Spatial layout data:
========

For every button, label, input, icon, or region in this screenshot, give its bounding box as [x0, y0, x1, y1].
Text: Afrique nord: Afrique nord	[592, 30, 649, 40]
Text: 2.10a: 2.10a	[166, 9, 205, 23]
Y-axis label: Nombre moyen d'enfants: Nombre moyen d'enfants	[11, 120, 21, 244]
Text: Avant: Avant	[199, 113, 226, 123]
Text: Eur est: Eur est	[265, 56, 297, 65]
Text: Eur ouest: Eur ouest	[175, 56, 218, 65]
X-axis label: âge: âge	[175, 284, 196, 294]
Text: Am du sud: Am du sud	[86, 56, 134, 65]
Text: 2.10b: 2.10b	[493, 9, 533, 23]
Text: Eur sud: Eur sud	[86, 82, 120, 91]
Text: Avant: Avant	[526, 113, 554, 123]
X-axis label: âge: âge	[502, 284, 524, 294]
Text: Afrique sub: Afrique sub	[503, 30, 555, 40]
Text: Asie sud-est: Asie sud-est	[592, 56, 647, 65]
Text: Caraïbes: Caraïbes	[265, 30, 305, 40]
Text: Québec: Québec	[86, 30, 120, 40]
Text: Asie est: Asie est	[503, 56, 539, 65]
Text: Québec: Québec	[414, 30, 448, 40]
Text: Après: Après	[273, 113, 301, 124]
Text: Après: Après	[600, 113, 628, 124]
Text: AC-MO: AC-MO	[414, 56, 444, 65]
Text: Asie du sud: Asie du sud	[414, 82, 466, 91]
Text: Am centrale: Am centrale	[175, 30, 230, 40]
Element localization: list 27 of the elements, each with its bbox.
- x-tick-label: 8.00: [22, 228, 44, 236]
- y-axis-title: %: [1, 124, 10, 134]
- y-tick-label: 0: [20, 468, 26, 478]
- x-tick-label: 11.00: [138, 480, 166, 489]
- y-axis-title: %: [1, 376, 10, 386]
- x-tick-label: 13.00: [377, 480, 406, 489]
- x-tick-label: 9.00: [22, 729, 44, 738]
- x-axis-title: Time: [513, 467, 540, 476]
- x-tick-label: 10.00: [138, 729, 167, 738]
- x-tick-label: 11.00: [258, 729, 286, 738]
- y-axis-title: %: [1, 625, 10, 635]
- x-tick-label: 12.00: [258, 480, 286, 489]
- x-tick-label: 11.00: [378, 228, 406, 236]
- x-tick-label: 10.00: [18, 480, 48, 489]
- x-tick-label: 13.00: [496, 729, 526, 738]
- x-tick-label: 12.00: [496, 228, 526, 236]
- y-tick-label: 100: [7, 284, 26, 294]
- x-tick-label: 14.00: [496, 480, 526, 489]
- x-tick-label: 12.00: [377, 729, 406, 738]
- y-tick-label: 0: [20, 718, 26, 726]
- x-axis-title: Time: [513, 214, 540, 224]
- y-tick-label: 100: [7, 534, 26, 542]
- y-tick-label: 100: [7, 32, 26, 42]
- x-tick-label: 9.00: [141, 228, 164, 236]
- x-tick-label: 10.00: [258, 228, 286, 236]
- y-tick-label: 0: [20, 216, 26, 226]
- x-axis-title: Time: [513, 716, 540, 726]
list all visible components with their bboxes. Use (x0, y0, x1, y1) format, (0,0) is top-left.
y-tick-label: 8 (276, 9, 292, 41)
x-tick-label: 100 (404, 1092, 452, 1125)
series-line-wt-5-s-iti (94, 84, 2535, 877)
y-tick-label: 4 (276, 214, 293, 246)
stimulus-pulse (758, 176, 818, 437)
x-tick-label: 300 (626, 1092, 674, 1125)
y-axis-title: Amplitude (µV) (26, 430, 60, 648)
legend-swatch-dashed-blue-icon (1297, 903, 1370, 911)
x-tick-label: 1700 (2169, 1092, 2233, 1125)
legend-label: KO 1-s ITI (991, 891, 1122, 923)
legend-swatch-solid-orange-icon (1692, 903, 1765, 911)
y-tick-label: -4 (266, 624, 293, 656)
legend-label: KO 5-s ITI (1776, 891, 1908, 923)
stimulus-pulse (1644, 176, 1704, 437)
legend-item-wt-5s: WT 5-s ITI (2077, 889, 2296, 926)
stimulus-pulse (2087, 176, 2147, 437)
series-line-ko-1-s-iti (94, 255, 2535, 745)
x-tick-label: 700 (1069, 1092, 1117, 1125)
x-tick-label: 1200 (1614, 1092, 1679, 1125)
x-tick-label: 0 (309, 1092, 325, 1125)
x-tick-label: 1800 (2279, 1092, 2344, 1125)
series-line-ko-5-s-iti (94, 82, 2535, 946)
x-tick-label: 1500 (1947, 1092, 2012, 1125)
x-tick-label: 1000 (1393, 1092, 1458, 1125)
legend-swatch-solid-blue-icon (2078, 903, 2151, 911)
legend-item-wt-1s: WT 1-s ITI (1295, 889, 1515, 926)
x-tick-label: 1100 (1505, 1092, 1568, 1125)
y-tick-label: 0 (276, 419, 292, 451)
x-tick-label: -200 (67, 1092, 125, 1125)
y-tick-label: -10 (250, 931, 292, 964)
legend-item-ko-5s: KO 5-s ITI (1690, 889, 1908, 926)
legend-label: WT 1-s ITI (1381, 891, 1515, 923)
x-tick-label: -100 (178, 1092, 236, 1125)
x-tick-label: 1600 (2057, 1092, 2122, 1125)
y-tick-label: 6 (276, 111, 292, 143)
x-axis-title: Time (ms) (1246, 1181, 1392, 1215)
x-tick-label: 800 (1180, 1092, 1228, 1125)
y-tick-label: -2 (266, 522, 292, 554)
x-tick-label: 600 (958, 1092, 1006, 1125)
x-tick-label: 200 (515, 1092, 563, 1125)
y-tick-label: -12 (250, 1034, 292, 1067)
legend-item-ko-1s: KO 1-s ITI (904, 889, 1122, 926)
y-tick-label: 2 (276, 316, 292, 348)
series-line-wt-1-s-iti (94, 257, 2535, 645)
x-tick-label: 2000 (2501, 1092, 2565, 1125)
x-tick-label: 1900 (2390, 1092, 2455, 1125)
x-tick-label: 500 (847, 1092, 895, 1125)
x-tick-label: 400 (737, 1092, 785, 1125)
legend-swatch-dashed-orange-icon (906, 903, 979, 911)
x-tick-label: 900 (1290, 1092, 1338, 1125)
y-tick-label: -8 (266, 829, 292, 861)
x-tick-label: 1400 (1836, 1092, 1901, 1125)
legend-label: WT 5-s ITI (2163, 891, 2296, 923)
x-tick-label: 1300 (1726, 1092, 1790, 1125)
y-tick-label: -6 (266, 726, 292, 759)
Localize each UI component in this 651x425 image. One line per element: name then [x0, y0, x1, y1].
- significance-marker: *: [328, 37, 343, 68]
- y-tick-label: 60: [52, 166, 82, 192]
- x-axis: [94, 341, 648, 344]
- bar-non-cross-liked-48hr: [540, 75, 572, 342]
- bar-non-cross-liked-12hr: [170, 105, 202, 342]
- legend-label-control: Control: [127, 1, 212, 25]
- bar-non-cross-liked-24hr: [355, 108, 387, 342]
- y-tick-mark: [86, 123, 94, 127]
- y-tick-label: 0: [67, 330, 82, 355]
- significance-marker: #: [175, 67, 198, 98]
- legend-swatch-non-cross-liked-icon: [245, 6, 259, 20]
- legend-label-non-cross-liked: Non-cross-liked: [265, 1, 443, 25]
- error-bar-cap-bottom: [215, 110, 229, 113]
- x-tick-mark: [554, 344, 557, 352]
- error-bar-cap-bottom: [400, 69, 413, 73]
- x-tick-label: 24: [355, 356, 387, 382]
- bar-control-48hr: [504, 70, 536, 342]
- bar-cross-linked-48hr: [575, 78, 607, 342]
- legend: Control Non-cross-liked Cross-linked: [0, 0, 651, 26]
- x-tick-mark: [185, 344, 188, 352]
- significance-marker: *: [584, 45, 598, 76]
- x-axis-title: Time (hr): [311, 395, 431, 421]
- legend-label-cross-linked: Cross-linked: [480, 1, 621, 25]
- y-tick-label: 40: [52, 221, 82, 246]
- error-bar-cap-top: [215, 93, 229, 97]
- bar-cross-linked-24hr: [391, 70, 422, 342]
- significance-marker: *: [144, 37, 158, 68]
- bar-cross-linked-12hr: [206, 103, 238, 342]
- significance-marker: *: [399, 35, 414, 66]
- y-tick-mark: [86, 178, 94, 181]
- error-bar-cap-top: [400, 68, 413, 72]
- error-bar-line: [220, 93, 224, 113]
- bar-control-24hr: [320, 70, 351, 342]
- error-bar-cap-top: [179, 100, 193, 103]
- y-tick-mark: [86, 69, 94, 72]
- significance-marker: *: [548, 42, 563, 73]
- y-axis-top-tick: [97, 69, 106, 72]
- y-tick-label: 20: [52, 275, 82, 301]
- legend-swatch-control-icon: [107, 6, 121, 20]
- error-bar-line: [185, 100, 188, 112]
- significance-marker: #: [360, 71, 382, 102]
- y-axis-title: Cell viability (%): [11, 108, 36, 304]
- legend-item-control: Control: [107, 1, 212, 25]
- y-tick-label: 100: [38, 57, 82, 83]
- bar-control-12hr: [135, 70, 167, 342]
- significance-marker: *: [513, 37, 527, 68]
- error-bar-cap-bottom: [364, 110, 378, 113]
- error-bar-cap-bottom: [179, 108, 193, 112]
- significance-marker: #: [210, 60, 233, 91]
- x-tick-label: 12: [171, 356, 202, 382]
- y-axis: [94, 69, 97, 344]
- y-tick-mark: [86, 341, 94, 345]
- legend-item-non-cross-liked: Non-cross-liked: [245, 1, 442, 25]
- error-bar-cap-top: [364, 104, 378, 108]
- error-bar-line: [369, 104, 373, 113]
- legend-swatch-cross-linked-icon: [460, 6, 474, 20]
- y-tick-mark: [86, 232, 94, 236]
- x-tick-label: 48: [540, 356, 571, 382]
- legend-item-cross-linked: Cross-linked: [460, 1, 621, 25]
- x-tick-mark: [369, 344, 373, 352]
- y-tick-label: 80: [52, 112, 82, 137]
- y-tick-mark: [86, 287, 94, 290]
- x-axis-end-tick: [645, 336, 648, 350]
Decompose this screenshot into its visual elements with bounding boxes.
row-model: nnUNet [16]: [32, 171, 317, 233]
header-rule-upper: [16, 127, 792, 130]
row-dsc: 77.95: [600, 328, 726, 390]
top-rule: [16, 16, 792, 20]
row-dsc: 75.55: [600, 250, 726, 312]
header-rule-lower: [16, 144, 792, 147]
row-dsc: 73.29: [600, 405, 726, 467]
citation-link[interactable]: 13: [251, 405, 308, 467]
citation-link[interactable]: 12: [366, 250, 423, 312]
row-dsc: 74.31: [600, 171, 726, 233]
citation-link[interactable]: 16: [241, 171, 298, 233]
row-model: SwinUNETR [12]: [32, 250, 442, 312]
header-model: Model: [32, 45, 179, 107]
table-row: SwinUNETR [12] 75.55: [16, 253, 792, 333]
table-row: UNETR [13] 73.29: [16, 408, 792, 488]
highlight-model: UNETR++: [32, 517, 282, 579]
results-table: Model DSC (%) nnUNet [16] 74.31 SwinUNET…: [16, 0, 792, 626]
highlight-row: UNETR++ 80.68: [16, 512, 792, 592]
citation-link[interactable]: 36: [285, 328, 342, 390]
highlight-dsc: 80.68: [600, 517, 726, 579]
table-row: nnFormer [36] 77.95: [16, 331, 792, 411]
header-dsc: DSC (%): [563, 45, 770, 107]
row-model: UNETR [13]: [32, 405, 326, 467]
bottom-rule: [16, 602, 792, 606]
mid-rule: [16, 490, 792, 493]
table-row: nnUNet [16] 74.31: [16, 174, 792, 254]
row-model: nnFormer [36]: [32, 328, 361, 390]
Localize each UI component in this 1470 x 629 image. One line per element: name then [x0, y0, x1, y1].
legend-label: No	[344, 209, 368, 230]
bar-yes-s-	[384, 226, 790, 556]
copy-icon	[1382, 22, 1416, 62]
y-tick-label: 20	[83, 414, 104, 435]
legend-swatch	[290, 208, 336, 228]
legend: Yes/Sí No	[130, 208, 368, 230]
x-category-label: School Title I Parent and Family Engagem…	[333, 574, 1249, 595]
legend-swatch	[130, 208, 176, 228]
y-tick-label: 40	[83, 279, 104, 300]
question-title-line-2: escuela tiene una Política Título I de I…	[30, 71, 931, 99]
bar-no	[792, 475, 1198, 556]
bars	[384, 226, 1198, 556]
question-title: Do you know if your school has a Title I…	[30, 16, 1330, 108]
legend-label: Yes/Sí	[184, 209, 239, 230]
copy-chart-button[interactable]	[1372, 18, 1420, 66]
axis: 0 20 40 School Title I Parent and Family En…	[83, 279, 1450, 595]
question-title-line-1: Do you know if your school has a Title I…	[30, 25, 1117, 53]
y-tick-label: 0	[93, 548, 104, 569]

========

Set problem ▸ Arrange the lines of the records above as a numbered list with no blank lines, starting at the first line of the records and stopping after the line that contains "113, 554, 123]".

Result of the exercise ▸
1. For every button, label, input, icon, or region in this screenshot, give its bounding box as [x0, y0, x1, y1].
2. Text: Afrique nord: Afrique nord	[592, 30, 649, 40]
3. Text: 2.10a: 2.10a	[166, 9, 205, 23]
4. Y-axis label: Nombre moyen d'enfants: Nombre moyen d'enfants	[11, 120, 21, 244]
5. Text: Avant: Avant	[199, 113, 226, 123]
6. Text: Eur est: Eur est	[265, 56, 297, 65]
7. Text: Eur ouest: Eur ouest	[175, 56, 218, 65]
8. X-axis label: âge: âge	[175, 284, 196, 294]
9. Text: Am du sud: Am du sud	[86, 56, 134, 65]
10. Text: 2.10b: 2.10b	[493, 9, 533, 23]
11. Text: Eur sud: Eur sud	[86, 82, 120, 91]
12. Text: Avant: Avant	[526, 113, 554, 123]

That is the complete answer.